** START OF SOURCE RECORDS **
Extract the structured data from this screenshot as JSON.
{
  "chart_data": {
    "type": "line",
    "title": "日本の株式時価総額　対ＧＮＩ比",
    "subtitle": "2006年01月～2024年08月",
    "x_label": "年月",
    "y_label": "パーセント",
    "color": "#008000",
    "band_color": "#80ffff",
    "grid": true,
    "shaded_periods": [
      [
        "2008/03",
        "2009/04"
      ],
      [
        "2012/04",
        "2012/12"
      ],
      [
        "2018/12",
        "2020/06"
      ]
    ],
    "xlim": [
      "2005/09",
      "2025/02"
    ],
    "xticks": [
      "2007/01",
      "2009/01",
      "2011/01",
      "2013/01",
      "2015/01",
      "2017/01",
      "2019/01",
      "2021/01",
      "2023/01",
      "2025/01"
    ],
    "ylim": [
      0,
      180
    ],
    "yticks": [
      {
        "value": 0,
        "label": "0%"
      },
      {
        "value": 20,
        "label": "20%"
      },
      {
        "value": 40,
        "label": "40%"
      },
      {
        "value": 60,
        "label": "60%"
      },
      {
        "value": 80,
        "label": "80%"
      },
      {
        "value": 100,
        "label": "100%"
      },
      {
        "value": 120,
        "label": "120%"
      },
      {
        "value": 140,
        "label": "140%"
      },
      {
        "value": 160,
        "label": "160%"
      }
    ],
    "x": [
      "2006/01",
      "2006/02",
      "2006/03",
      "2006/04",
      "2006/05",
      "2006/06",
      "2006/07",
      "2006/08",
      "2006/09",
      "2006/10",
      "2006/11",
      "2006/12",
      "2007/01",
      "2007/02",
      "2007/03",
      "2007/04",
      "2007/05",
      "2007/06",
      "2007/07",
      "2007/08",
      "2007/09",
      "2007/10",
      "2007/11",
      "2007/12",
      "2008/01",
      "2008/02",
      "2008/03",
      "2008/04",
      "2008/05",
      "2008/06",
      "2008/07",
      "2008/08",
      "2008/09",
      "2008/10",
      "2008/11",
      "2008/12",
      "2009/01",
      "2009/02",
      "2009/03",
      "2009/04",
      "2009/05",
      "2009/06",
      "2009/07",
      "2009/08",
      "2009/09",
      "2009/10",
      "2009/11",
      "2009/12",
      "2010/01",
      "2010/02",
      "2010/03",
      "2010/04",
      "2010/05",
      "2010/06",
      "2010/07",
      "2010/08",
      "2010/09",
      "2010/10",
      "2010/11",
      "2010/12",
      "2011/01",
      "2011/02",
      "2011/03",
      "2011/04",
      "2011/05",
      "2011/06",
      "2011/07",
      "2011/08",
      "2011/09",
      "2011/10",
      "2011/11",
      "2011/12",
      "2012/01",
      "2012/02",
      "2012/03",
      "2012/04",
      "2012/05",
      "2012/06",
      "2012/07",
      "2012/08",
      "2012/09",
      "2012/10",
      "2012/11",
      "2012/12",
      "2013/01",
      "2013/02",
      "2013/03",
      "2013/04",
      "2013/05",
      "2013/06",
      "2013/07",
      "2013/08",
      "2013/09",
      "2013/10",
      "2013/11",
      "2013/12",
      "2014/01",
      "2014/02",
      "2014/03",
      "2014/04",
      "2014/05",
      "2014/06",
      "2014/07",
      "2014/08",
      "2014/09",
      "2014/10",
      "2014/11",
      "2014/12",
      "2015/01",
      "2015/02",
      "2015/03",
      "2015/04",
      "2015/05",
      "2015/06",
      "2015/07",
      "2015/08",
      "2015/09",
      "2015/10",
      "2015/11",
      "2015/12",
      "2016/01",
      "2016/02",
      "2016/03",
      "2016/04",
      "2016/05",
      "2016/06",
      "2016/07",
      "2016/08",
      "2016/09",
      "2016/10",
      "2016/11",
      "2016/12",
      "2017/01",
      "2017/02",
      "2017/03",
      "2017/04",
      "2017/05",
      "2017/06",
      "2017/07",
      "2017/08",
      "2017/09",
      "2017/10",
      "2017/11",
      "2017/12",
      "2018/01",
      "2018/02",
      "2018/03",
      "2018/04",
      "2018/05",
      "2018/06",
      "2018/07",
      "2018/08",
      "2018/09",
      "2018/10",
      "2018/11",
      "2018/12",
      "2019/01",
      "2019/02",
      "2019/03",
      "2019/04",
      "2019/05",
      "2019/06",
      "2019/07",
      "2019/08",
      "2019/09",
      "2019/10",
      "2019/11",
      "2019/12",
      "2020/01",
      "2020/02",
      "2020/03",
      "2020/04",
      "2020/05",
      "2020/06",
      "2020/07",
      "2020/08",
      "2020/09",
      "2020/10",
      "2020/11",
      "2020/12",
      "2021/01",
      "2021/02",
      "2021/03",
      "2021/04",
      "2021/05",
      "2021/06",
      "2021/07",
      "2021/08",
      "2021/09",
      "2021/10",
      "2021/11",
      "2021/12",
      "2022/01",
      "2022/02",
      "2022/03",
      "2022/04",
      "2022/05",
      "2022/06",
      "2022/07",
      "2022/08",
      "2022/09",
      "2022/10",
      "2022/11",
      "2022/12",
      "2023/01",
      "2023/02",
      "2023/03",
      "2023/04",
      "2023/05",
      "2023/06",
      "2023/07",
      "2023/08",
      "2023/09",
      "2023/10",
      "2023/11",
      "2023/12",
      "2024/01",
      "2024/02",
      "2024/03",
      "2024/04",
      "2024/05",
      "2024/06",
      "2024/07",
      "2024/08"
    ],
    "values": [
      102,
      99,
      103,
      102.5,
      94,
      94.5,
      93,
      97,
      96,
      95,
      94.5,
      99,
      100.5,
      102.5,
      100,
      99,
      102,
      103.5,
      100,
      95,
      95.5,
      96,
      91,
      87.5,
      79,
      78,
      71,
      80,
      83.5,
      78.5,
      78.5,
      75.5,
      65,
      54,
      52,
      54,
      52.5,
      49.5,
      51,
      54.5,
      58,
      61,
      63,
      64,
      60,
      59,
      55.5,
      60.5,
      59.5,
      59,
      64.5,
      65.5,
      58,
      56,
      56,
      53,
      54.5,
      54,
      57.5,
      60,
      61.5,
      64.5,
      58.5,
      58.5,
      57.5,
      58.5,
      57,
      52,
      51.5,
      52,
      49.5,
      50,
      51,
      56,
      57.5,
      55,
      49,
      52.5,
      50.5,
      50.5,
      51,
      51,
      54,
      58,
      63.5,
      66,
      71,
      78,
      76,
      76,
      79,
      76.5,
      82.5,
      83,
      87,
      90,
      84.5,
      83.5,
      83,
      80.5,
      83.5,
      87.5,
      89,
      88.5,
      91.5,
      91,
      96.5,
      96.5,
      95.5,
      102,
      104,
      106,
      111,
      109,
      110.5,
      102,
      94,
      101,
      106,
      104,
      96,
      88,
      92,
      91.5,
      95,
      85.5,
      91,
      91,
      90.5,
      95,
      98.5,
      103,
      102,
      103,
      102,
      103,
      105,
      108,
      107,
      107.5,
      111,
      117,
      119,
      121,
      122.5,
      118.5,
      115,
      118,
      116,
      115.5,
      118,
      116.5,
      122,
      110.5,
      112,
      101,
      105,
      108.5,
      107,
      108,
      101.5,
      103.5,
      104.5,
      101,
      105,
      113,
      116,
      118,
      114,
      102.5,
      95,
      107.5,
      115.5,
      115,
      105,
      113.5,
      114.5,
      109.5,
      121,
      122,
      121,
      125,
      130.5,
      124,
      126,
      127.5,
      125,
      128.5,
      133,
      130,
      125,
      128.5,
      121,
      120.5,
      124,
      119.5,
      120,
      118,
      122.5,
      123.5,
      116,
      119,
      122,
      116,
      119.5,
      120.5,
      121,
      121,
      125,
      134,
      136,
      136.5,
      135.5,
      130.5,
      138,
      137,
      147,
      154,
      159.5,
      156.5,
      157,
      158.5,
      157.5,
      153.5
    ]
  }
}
** END OF SOURCE RECORDS **
[WORK INSTRUCTIONS] Transcribe the data above in full, exactly.

[THE COMPLETED TASK]
Extract the structured data from this screenshot as JSON.
{
  "chart_data": {
    "type": "line",
    "title": "日本の株式時価総額　対ＧＮＩ比",
    "subtitle": "2006年01月～2024年08月",
    "x_label": "年月",
    "y_label": "パーセント",
    "color": "#008000",
    "band_color": "#80ffff",
    "grid": true,
    "shaded_periods": [
      [
        "2008/03",
        "2009/04"
      ],
      [
        "2012/04",
        "2012/12"
      ],
      [
        "2018/12",
        "2020/06"
      ]
    ],
    "xlim": [
      "2005/09",
      "2025/02"
    ],
    "xticks": [
      "2007/01",
      "2009/01",
      "2011/01",
      "2013/01",
      "2015/01",
      "2017/01",
      "2019/01",
      "2021/01",
      "2023/01",
      "2025/01"
    ],
    "ylim": [
      0,
      180
    ],
    "yticks": [
      {
        "value": 0,
        "label": "0%"
      },
      {
        "value": 20,
        "label": "20%"
      },
      {
        "value": 40,
        "label": "40%"
      },
      {
        "value": 60,
        "label": "60%"
      },
      {
        "value": 80,
        "label": "80%"
      },
      {
        "value": 100,
        "label": "100%"
      },
      {
        "value": 120,
        "label": "120%"
      },
      {
        "value": 140,
        "label": "140%"
      },
      {
        "value": 160,
        "label": "160%"
      }
    ],
    "x": [
      "2006/01",
      "2006/02",
      "2006/03",
      "2006/04",
      "2006/05",
      "2006/06",
      "2006/07",
      "2006/08",
      "2006/09",
      "2006/10",
      "2006/11",
      "2006/12",
      "2007/01",
      "2007/02",
      "2007/03",
      "2007/04",
      "2007/05",
      "2007/06",
      "2007/07",
      "2007/08",
      "2007/09",
      "2007/10",
      "2007/11",
      "2007/12",
      "2008/01",
      "2008/02",
      "2008/03",
      "2008/04",
      "2008/05",
      "2008/06",
      "2008/07",
      "2008/08",
      "2008/09",
      "2008/10",
      "2008/11",
      "2008/12",
      "2009/01",
      "2009/02",
      "2009/03",
      "2009/04",
      "2009/05",
      "2009/06",
      "2009/07",
      "2009/08",
      "2009/09",
      "2009/10",
      "2009/11",
      "2009/12",
      "2010/01",
      "2010/02",
      "2010/03",
      "2010/04",
      "2010/05",
      "2010/06",
      "2010/07",
      "2010/08",
      "2010/09",
      "2010/10",
      "2010/11",
      "2010/12",
      "2011/01",
      "2011/02",
      "2011/03",
      "2011/04",
      "2011/05",
      "2011/06",
      "2011/07",
      "2011/08",
      "2011/09",
      "2011/10",
      "2011/11",
      "2011/12",
      "2012/01",
      "2012/02",
      "2012/03",
      "2012/04",
      "2012/05",
      "2012/06",
      "2012/07",
      "2012/08",
      "2012/09",
      "2012/10",
      "2012/11",
      "2012/12",
      "2013/01",
      "2013/02",
      "2013/03",
      "2013/04",
      "2013/05",
      "2013/06",
      "2013/07",
      "2013/08",
      "2013/09",
      "2013/10",
      "2013/11",
      "2013/12",
      "2014/01",
      "2014/02",
      "2014/03",
      "2014/04",
      "2014/05",
      "2014/06",
      "2014/07",
      "2014/08",
      "2014/09",
      "2014/10",
      "2014/11",
      "2014/12",
      "2015/01",
      "2015/02",
      "2015/03",
      "2015/04",
      "2015/05",
      "2015/06",
      "2015/07",
      "2015/08",
      "2015/09",
      "2015/10",
      "2015/11",
      "2015/12",
      "2016/01",
      "2016/02",
      "2016/03",
      "2016/04",
      "2016/05",
      "2016/06",
      "2016/07",
      "2016/08",
      "2016/09",
      "2016/10",
      "2016/11",
      "2016/12",
      "2017/01",
      "2017/02",
      "2017/03",
      "2017/04",
      "2017/05",
      "2017/06",
      "2017/07",
      "2017/08",
      "2017/09",
      "2017/10",
      "2017/11",
      "2017/12",
      "2018/01",
      "2018/02",
      "2018/03",
      "2018/04",
      "2018/05",
      "2018/06",
      "2018/07",
      "2018/08",
      "2018/09",
      "2018/10",
      "2018/11",
      "2018/12",
      "2019/01",
      "2019/02",
      "2019/03",
      "2019/04",
      "2019/05",
      "2019/06",
      "2019/07",
      "2019/08",
      "2019/09",
      "2019/10",
      "2019/11",
      "2019/12",
      "2020/01",
      "2020/02",
      "2020/03",
      "2020/04",
      "2020/05",
      "2020/06",
      "2020/07",
      "2020/08",
      "2020/09",
      "2020/10",
      "2020/11",
      "2020/12",
      "2021/01",
      "2021/02",
      "2021/03",
      "2021/04",
      "2021/05",
      "2021/06",
      "2021/07",
      "2021/08",
      "2021/09",
      "2021/10",
      "2021/11",
      "2021/12",
      "2022/01",
      "2022/02",
      "2022/03",
      "2022/04",
      "2022/05",
      "2022/06",
      "2022/07",
      "2022/08",
      "2022/09",
      "2022/10",
      "2022/11",
      "2022/12",
      "2023/01",
      "2023/02",
      "2023/03",
      "2023/04",
      "2023/05",
      "2023/06",
      "2023/07",
      "2023/08",
      "2023/09",
      "2023/10",
      "2023/11",
      "2023/12",
      "2024/01",
      "2024/02",
      "2024/03",
      "2024/04",
      "2024/05",
      "2024/06",
      "2024/07",
      "2024/08"
    ],
    "values": [
      102,
      99,
      103,
      102.5,
      94,
      94.5,
      93,
      97,
      96,
      95,
      94.5,
      99,
      100.5,
      102.5,
      100,
      99,
      102,
      103.5,
      100,
      95,
      95.5,
      96,
      91,
      87.5,
      79,
      78,
      71,
      80,
      83.5,
      78.5,
      78.5,
      75.5,
      65,
      54,
      52,
      54,
      52.5,
      49.5,
      51,
      54.5,
      58,
      61,
      63,
      64,
      60,
      59,
      55.5,
      60.5,
      59.5,
      59,
      64.5,
      65.5,
      58,
      56,
      56,
      53,
      54.5,
      54,
      57.5,
      60,
      61.5,
      64.5,
      58.5,
      58.5,
      57.5,
      58.5,
      57,
      52,
      51.5,
      52,
      49.5,
      50,
      51,
      56,
      57.5,
      55,
      49,
      52.5,
      50.5,
      50.5,
      51,
      51,
      54,
      58,
      63.5,
      66,
      71,
      78,
      76,
      76,
      79,
      76.5,
      82.5,
      83,
      87,
      90,
      84.5,
      83.5,
      83,
      80.5,
      83.5,
      87.5,
      89,
      88.5,
      91.5,
      91,
      96.5,
      96.5,
      95.5,
      102,
      104,
      106,
      111,
      109,
      110.5,
      102,
      94,
      101,
      106,
      104,
      96,
      88,
      92,
      91.5,
      95,
      85.5,
      91,
      91,
      90.5,
      95,
      98.5,
      103,
      102,
      103,
      102,
      103,
      105,
      108,
      107,
      107.5,
      111,
      117,
      119,
      121,
      122.5,
      118.5,
      115,
      118,
      116,
      115.5,
      118,
      116.5,
      122,
      110.5,
      112,
      101,
      105,
      108.5,
      107,
      108,
      101.5,
      103.5,
      104.5,
      101,
      105,
      113,
      116,
      118,
      114,
      102.5,
      95,
      107.5,
      115.5,
      115,
      105,
      113.5,
      114.5,
      109.5,
      121,
      122,
      121,
      125,
      130.5,
      124,
      126,
      127.5,
      125,
      128.5,
      133,
      130,
      125,
      128.5,
      121,
      120.5,
      124,
      119.5,
      120,
      118,
      122.5,
      123.5,
      116,
      119,
      122,
      116,
      119.5,
      120.5,
      121,
      121,
      125,
      134,
      136,
      136.5,
      135.5,
      130.5,
      138,
      137,
      147,
      154,
      159.5,
      156.5,
      157,
      158.5,
      157.5,
      153.5
    ]
  }
}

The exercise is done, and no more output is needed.